* DATA ROWS
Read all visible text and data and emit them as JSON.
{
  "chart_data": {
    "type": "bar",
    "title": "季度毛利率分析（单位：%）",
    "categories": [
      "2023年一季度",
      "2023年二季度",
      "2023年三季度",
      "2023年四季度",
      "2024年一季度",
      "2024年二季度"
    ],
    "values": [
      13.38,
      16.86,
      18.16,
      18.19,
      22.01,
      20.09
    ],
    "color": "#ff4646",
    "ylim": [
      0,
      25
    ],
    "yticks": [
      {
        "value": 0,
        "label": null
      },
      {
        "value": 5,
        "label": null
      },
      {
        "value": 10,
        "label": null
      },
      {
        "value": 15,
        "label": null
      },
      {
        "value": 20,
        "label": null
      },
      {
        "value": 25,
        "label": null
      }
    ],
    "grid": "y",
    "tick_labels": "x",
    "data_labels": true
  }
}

* PROBLEM TO WORK ON
Each entry above is to be set down again in exactly the same words.

* WRITTEN REPLY
Read all visible text and data and emit them as JSON.
{
  "chart_data": {
    "type": "bar",
    "title": "季度毛利率分析（单位：%）",
    "categories": [
      "2023年一季度",
      "2023年二季度",
      "2023年三季度",
      "2023年四季度",
      "2024年一季度",
      "2024年二季度"
    ],
    "values": [
      13.38,
      16.86,
      18.16,
      18.19,
      22.01,
      20.09
    ],
    "color": "#ff4646",
    "ylim": [
      0,
      25
    ],
    "yticks": [
      {
        "value": 0,
        "label": null
      },
      {
        "value": 5,
        "label": null
      },
      {
        "value": 10,
        "label": null
      },
      {
        "value": 15,
        "label": null
      },
      {
        "value": 20,
        "label": null
      },
      {
        "value": 25,
        "label": null
      }
    ],
    "grid": "y",
    "tick_labels": "x",
    "data_labels": true
  }
}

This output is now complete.